Bounding box annotations:

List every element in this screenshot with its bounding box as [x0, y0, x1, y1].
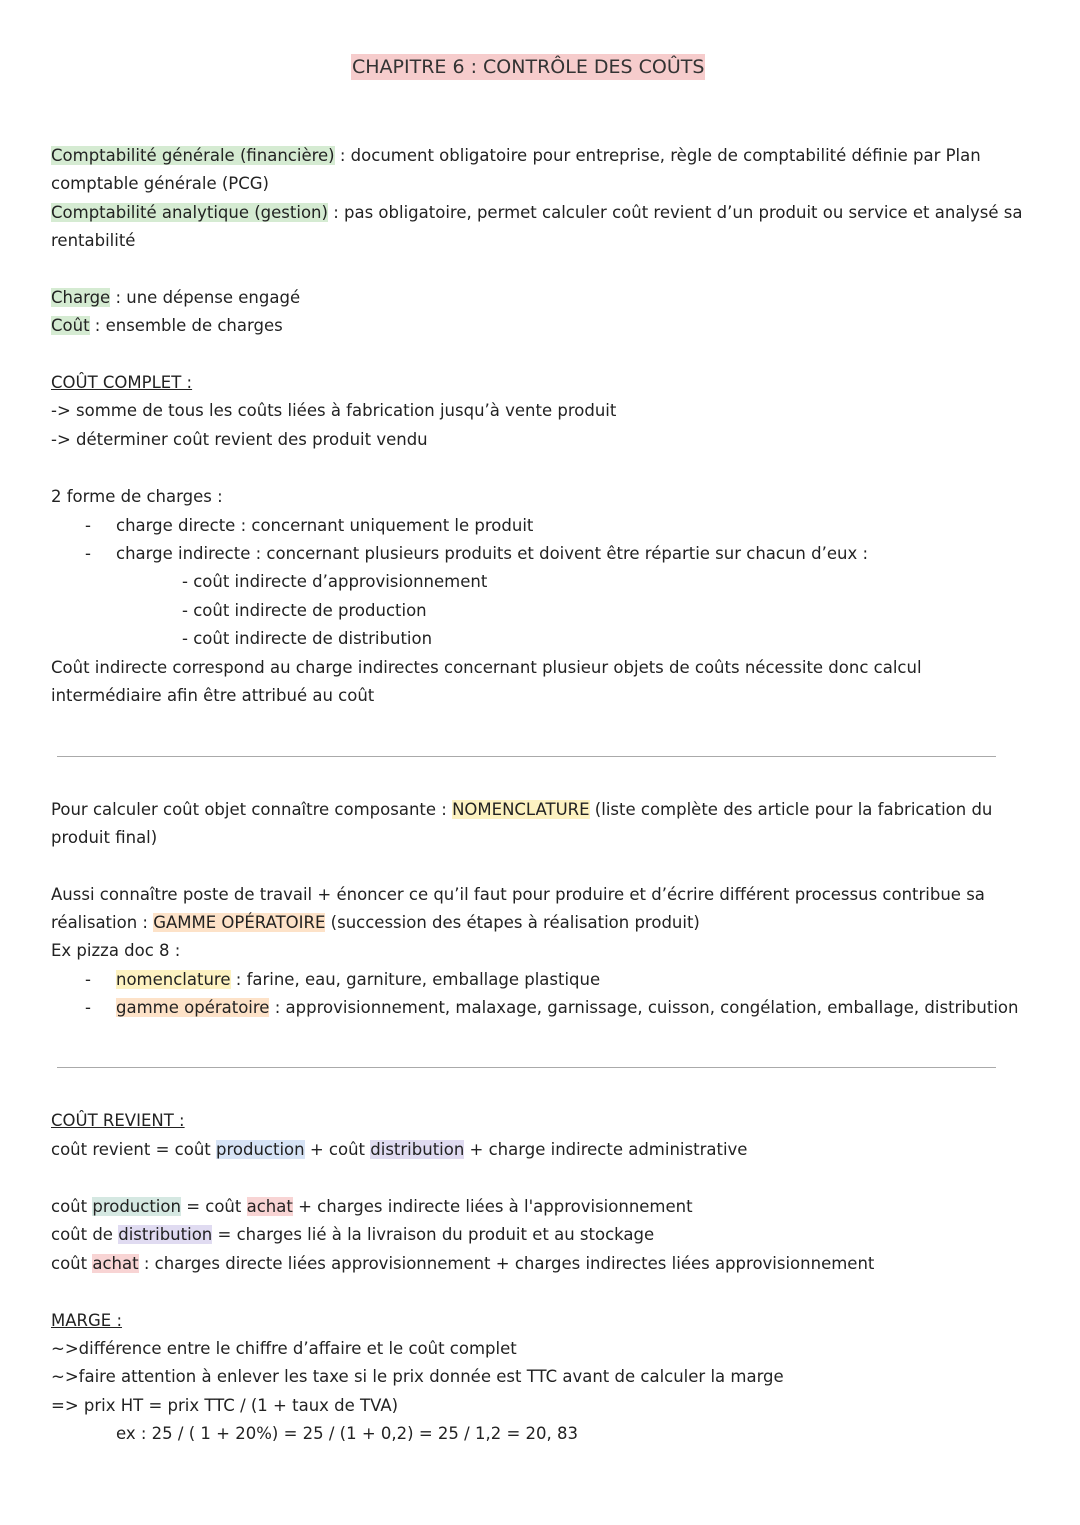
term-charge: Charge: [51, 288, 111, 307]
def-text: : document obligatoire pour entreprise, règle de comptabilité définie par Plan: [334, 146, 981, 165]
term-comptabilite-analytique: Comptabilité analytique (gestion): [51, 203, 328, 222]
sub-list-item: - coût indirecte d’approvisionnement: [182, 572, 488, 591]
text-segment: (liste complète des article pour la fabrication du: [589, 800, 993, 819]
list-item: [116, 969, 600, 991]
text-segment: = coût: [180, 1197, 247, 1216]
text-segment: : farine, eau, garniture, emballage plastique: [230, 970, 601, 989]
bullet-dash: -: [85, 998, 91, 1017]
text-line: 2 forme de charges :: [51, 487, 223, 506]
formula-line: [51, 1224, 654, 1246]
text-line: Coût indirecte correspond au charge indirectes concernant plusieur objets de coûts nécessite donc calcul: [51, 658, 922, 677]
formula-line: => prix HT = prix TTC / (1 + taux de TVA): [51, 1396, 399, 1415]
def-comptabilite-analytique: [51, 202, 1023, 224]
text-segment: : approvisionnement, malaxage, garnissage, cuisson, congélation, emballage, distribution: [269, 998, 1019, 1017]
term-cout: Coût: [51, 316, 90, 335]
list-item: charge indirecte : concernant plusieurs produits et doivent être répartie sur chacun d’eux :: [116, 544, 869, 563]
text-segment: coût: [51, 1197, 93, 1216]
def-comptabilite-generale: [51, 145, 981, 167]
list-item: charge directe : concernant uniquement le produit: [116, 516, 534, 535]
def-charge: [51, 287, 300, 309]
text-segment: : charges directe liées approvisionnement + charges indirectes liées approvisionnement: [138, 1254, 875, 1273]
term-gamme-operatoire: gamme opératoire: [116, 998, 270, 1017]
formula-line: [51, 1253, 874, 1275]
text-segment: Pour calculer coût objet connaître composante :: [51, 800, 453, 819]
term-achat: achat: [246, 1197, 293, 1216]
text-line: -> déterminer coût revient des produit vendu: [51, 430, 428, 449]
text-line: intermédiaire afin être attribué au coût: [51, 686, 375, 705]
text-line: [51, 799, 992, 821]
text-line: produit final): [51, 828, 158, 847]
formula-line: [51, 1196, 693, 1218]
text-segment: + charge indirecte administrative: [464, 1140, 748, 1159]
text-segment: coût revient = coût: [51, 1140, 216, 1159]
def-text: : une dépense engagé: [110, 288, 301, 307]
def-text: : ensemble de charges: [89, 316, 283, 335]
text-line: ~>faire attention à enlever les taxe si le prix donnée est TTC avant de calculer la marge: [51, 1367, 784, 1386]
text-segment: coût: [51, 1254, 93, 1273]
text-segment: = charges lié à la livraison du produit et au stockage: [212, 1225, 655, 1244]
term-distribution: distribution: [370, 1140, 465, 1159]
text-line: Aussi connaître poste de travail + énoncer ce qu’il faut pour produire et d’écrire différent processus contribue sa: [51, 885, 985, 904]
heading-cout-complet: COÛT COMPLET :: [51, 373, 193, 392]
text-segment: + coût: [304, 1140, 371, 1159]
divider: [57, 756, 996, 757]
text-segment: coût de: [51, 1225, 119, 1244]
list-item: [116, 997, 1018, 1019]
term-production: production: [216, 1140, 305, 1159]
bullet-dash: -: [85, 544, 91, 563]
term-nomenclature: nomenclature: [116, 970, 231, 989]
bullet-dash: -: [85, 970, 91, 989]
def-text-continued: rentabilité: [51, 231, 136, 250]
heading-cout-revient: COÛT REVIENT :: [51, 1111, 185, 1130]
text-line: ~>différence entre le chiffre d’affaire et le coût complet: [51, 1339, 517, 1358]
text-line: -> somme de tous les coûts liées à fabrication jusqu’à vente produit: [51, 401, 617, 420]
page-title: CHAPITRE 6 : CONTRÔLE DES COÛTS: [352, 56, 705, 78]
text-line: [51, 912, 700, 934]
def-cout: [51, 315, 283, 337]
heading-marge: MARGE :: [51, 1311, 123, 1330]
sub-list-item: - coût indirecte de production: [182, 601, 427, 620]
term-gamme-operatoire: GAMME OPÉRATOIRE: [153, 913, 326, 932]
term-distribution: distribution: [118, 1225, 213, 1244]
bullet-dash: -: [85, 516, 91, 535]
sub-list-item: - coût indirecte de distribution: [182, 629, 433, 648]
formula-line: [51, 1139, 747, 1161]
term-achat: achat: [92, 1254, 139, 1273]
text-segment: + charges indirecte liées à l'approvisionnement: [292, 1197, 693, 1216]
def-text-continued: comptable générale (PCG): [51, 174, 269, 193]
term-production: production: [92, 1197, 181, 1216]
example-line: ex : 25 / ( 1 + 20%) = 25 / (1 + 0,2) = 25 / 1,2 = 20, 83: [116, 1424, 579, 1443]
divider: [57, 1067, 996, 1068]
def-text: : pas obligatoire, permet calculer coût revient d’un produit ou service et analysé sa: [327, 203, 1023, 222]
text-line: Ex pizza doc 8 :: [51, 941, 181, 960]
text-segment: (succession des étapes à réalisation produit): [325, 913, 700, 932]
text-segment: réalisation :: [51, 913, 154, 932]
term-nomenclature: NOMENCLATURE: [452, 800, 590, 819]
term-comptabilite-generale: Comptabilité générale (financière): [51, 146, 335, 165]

> What to work on
Extract every line of the listing above verbatim, omitting the pictures.

> Response to this task
List every element in this screenshot with its bounding box as [x0, y0, x1, y1].
term-charge: Charge: [51, 288, 111, 307]
def-text: : document obligatoire pour entreprise, règle de comptabilité définie par Plan: [334, 146, 981, 165]
term-comptabilite-analytique: Comptabilité analytique (gestion): [51, 203, 328, 222]
sub-list-item: - coût indirecte d’approvisionnement: [182, 572, 488, 591]
text-segment: (liste complète des article pour la fabrication du: [589, 800, 993, 819]
list-item: [116, 969, 600, 991]
text-segment: = coût: [180, 1197, 247, 1216]
text-segment: : farine, eau, garniture, emballage plastique: [230, 970, 601, 989]
bullet-dash: -: [85, 998, 91, 1017]
text-line: 2 forme de charges :: [51, 487, 223, 506]
formula-line: [51, 1224, 654, 1246]
text-line: Coût indirecte correspond au charge indirectes concernant plusieur objets de coûts nécessite donc calcul: [51, 658, 922, 677]
formula-line: => prix HT = prix TTC / (1 + taux de TVA): [51, 1396, 399, 1415]
def-comptabilite-analytique: [51, 202, 1023, 224]
text-segment: : approvisionnement, malaxage, garnissage, cuisson, congélation, emballage, distribution: [269, 998, 1019, 1017]
term-cout: Coût: [51, 316, 90, 335]
list-item: charge indirecte : concernant plusieurs produits et doivent être répartie sur chacun d’eux :: [116, 544, 869, 563]
text-segment: coût: [51, 1197, 93, 1216]
def-comptabilite-generale: [51, 145, 981, 167]
list-item: charge directe : concernant uniquement le produit: [116, 516, 534, 535]
def-charge: [51, 287, 300, 309]
text-segment: : charges directe liées approvisionnement + charges indirectes liées approvisionnement: [138, 1254, 875, 1273]
term-gamme-operatoire: gamme opératoire: [116, 998, 270, 1017]
formula-line: [51, 1253, 874, 1275]
text-segment: Pour calculer coût objet connaître composante :: [51, 800, 453, 819]
term-achat: achat: [246, 1197, 293, 1216]
text-line: -> déterminer coût revient des produit vendu: [51, 430, 428, 449]
text-line: intermédiaire afin être attribué au coût: [51, 686, 375, 705]
text-line: [51, 799, 992, 821]
text-line: produit final): [51, 828, 158, 847]
formula-line: [51, 1196, 693, 1218]
text-segment: + charge indirecte administrative: [464, 1140, 748, 1159]
text-segment: coût revient = coût: [51, 1140, 216, 1159]
def-text: : une dépense engagé: [110, 288, 301, 307]
def-text: : ensemble de charges: [89, 316, 283, 335]
text-line: ~>faire attention à enlever les taxe si le prix donnée est TTC avant de calculer la marge: [51, 1367, 784, 1386]
text-segment: coût: [51, 1254, 93, 1273]
text-segment: = charges lié à la livraison du produit et au stockage: [212, 1225, 655, 1244]
term-distribution: distribution: [370, 1140, 465, 1159]
text-line: Aussi connaître poste de travail + énoncer ce qu’il faut pour produire et d’écrire différent processus contribue sa: [51, 885, 985, 904]
heading-cout-complet: COÛT COMPLET :: [51, 373, 193, 392]
text-segment: + coût: [304, 1140, 371, 1159]
divider: [57, 756, 996, 757]
text-segment: coût de: [51, 1225, 119, 1244]
list-item: [116, 997, 1018, 1019]
term-production: production: [216, 1140, 305, 1159]
bullet-dash: -: [85, 544, 91, 563]
term-nomenclature: nomenclature: [116, 970, 231, 989]
bullet-dash: -: [85, 970, 91, 989]
def-text-continued: rentabilité: [51, 231, 136, 250]
heading-cout-revient: COÛT REVIENT :: [51, 1111, 185, 1130]
text-line: ~>différence entre le chiffre d’affaire et le coût complet: [51, 1339, 517, 1358]
text-line: -> somme de tous les coûts liées à fabrication jusqu’à vente produit: [51, 401, 617, 420]
page-title: CHAPITRE 6 : CONTRÔLE DES COÛTS: [352, 56, 705, 78]
text-line: [51, 912, 700, 934]
def-cout: [51, 315, 283, 337]
heading-marge: MARGE :: [51, 1311, 123, 1330]
sub-list-item: - coût indirecte de production: [182, 601, 427, 620]
term-gamme-operatoire: GAMME OPÉRATOIRE: [153, 913, 326, 932]
term-distribution: distribution: [118, 1225, 213, 1244]
bullet-dash: -: [85, 516, 91, 535]
sub-list-item: - coût indirecte de distribution: [182, 629, 433, 648]
formula-line: [51, 1139, 747, 1161]
term-achat: achat: [92, 1254, 139, 1273]
text-segment: + charges indirecte liées à l'approvisionnement: [292, 1197, 693, 1216]
def-text-continued: comptable générale (PCG): [51, 174, 269, 193]
term-production: production: [92, 1197, 181, 1216]
example-line: ex : 25 / ( 1 + 20%) = 25 / (1 + 0,2) = 25 / 1,2 = 20, 83: [116, 1424, 579, 1443]
divider: [57, 1067, 996, 1068]
def-text: : pas obligatoire, permet calculer coût revient d’un produit ou service et analysé sa: [327, 203, 1023, 222]
text-line: Ex pizza doc 8 :: [51, 941, 181, 960]
text-segment: (succession des étapes à réalisation produit): [325, 913, 700, 932]
text-segment: réalisation :: [51, 913, 154, 932]
term-nomenclature: NOMENCLATURE: [452, 800, 590, 819]
term-comptabilite-generale: Comptabilité générale (financière): [51, 146, 335, 165]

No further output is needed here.